* **Listed records**:
----------------

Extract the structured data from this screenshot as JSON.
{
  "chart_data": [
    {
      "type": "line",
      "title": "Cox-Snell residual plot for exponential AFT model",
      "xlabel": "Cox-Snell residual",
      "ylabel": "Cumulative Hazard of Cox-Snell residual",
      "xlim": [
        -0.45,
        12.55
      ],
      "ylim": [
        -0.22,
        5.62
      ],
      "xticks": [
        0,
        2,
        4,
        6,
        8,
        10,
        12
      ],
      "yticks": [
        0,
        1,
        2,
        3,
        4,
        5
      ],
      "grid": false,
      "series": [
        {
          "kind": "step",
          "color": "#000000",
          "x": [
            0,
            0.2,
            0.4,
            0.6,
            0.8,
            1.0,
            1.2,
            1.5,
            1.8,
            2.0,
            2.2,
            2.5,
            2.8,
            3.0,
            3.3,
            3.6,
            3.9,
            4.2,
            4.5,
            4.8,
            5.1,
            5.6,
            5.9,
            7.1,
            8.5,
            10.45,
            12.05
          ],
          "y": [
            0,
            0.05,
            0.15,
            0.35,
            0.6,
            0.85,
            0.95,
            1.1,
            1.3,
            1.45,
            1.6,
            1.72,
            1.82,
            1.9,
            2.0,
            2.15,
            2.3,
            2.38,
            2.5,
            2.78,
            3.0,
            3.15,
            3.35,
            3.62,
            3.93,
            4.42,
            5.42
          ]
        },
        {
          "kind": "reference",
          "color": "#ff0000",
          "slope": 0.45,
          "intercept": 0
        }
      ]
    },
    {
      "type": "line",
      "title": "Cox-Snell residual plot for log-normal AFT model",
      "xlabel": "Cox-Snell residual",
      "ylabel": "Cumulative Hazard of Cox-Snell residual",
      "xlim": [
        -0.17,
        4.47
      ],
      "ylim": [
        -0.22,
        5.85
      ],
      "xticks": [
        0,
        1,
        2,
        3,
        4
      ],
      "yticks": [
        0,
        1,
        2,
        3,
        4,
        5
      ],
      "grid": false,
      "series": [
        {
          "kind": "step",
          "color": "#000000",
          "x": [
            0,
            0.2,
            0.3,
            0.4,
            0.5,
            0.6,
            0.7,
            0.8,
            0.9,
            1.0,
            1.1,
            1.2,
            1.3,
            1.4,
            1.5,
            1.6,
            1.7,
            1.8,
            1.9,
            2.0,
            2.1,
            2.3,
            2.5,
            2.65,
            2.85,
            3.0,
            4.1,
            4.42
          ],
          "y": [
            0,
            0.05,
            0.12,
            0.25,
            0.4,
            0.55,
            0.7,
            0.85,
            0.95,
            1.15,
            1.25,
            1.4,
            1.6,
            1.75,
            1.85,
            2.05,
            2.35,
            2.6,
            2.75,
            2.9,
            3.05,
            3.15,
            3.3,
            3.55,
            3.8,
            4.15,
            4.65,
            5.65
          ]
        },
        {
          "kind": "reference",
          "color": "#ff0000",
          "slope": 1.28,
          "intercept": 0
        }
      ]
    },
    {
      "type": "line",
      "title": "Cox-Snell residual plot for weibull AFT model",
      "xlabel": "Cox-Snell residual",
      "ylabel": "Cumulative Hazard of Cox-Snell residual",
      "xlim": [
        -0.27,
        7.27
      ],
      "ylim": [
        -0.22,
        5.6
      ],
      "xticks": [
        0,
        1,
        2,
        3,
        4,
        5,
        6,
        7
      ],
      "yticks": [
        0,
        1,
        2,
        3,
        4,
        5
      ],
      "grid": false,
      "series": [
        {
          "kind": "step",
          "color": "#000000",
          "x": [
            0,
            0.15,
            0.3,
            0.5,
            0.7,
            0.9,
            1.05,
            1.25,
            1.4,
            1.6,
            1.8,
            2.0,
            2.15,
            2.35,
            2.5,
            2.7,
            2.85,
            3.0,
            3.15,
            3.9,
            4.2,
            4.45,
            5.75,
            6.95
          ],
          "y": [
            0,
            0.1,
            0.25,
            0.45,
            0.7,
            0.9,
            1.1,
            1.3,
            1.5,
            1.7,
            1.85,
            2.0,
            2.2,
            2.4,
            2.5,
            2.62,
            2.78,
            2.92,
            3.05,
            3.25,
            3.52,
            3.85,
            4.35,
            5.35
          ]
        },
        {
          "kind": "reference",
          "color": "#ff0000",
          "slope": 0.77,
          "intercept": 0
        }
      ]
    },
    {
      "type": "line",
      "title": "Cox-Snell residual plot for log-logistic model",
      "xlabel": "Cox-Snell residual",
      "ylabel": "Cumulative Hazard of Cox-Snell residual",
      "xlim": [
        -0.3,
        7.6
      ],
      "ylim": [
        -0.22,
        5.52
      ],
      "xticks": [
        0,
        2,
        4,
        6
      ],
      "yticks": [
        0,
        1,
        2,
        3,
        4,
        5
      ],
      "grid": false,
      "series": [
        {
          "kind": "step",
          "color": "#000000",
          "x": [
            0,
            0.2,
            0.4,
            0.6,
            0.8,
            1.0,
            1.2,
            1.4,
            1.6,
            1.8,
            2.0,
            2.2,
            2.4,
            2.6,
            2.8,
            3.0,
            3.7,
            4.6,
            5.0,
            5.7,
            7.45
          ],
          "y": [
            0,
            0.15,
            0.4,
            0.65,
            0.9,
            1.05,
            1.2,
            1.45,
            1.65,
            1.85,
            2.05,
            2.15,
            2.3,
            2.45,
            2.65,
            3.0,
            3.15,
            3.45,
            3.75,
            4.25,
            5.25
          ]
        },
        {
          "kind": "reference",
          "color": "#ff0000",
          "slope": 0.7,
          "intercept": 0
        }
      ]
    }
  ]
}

----------------

* **Do this**: Copy each line of the data above without altering a single character.

* **Result**:
Extract the structured data from this screenshot as JSON.
{
  "chart_data": [
    {
      "type": "line",
      "title": "Cox-Snell residual plot for exponential AFT model",
      "xlabel": "Cox-Snell residual",
      "ylabel": "Cumulative Hazard of Cox-Snell residual",
      "xlim": [
        -0.45,
        12.55
      ],
      "ylim": [
        -0.22,
        5.62
      ],
      "xticks": [
        0,
        2,
        4,
        6,
        8,
        10,
        12
      ],
      "yticks": [
        0,
        1,
        2,
        3,
        4,
        5
      ],
      "grid": false,
      "series": [
        {
          "kind": "step",
          "color": "#000000",
          "x": [
            0,
            0.2,
            0.4,
            0.6,
            0.8,
            1.0,
            1.2,
            1.5,
            1.8,
            2.0,
            2.2,
            2.5,
            2.8,
            3.0,
            3.3,
            3.6,
            3.9,
            4.2,
            4.5,
            4.8,
            5.1,
            5.6,
            5.9,
            7.1,
            8.5,
            10.45,
            12.05
          ],
          "y": [
            0,
            0.05,
            0.15,
            0.35,
            0.6,
            0.85,
            0.95,
            1.1,
            1.3,
            1.45,
            1.6,
            1.72,
            1.82,
            1.9,
            2.0,
            2.15,
            2.3,
            2.38,
            2.5,
            2.78,
            3.0,
            3.15,
            3.35,
            3.62,
            3.93,
            4.42,
            5.42
          ]
        },
        {
          "kind": "reference",
          "color": "#ff0000",
          "slope": 0.45,
          "intercept": 0
        }
      ]
    },
    {
      "type": "line",
      "title": "Cox-Snell residual plot for log-normal AFT model",
      "xlabel": "Cox-Snell residual",
      "ylabel": "Cumulative Hazard of Cox-Snell residual",
      "xlim": [
        -0.17,
        4.47
      ],
      "ylim": [
        -0.22,
        5.85
      ],
      "xticks": [
        0,
        1,
        2,
        3,
        4
      ],
      "yticks": [
        0,
        1,
        2,
        3,
        4,
        5
      ],
      "grid": false,
      "series": [
        {
          "kind": "step",
          "color": "#000000",
          "x": [
            0,
            0.2,
            0.3,
            0.4,
            0.5,
            0.6,
            0.7,
            0.8,
            0.9,
            1.0,
            1.1,
            1.2,
            1.3,
            1.4,
            1.5,
            1.6,
            1.7,
            1.8,
            1.9,
            2.0,
            2.1,
            2.3,
            2.5,
            2.65,
            2.85,
            3.0,
            4.1,
            4.42
          ],
          "y": [
            0,
            0.05,
            0.12,
            0.25,
            0.4,
            0.55,
            0.7,
            0.85,
            0.95,
            1.15,
            1.25,
            1.4,
            1.6,
            1.75,
            1.85,
            2.05,
            2.35,
            2.6,
            2.75,
            2.9,
            3.05,
            3.15,
            3.3,
            3.55,
            3.8,
            4.15,
            4.65,
            5.65
          ]
        },
        {
          "kind": "reference",
          "color": "#ff0000",
          "slope": 1.28,
          "intercept": 0
        }
      ]
    },
    {
      "type": "line",
      "title": "Cox-Snell residual plot for weibull AFT model",
      "xlabel": "Cox-Snell residual",
      "ylabel": "Cumulative Hazard of Cox-Snell residual",
      "xlim": [
        -0.27,
        7.27
      ],
      "ylim": [
        -0.22,
        5.6
      ],
      "xticks": [
        0,
        1,
        2,
        3,
        4,
        5,
        6,
        7
      ],
      "yticks": [
        0,
        1,
        2,
        3,
        4,
        5
      ],
      "grid": false,
      "series": [
        {
          "kind": "step",
          "color": "#000000",
          "x": [
            0,
            0.15,
            0.3,
            0.5,
            0.7,
            0.9,
            1.05,
            1.25,
            1.4,
            1.6,
            1.8,
            2.0,
            2.15,
            2.35,
            2.5,
            2.7,
            2.85,
            3.0,
            3.15,
            3.9,
            4.2,
            4.45,
            5.75,
            6.95
          ],
          "y": [
            0,
            0.1,
            0.25,
            0.45,
            0.7,
            0.9,
            1.1,
            1.3,
            1.5,
            1.7,
            1.85,
            2.0,
            2.2,
            2.4,
            2.5,
            2.62,
            2.78,
            2.92,
            3.05,
            3.25,
            3.52,
            3.85,
            4.35,
            5.35
          ]
        },
        {
          "kind": "reference",
          "color": "#ff0000",
          "slope": 0.77,
          "intercept": 0
        }
      ]
    },
    {
      "type": "line",
      "title": "Cox-Snell residual plot for log-logistic model",
      "xlabel": "Cox-Snell residual",
      "ylabel": "Cumulative Hazard of Cox-Snell residual",
      "xlim": [
        -0.3,
        7.6
      ],
      "ylim": [
        -0.22,
        5.52
      ],
      "xticks": [
        0,
        2,
        4,
        6
      ],
      "yticks": [
        0,
        1,
        2,
        3,
        4,
        5
      ],
      "grid": false,
      "series": [
        {
          "kind": "step",
          "color": "#000000",
          "x": [
            0,
            0.2,
            0.4,
            0.6,
            0.8,
            1.0,
            1.2,
            1.4,
            1.6,
            1.8,
            2.0,
            2.2,
            2.4,
            2.6,
            2.8,
            3.0,
            3.7,
            4.6,
            5.0,
            5.7,
            7.45
          ],
          "y": [
            0,
            0.15,
            0.4,
            0.65,
            0.9,
            1.05,
            1.2,
            1.45,
            1.65,
            1.85,
            2.05,
            2.15,
            2.3,
            2.45,
            2.65,
            3.0,
            3.15,
            3.45,
            3.75,
            4.25,
            5.25
          ]
        },
        {
          "kind": "reference",
          "color": "#ff0000",
          "slope": 0.7,
          "intercept": 0
        }
      ]
    }
  ]
}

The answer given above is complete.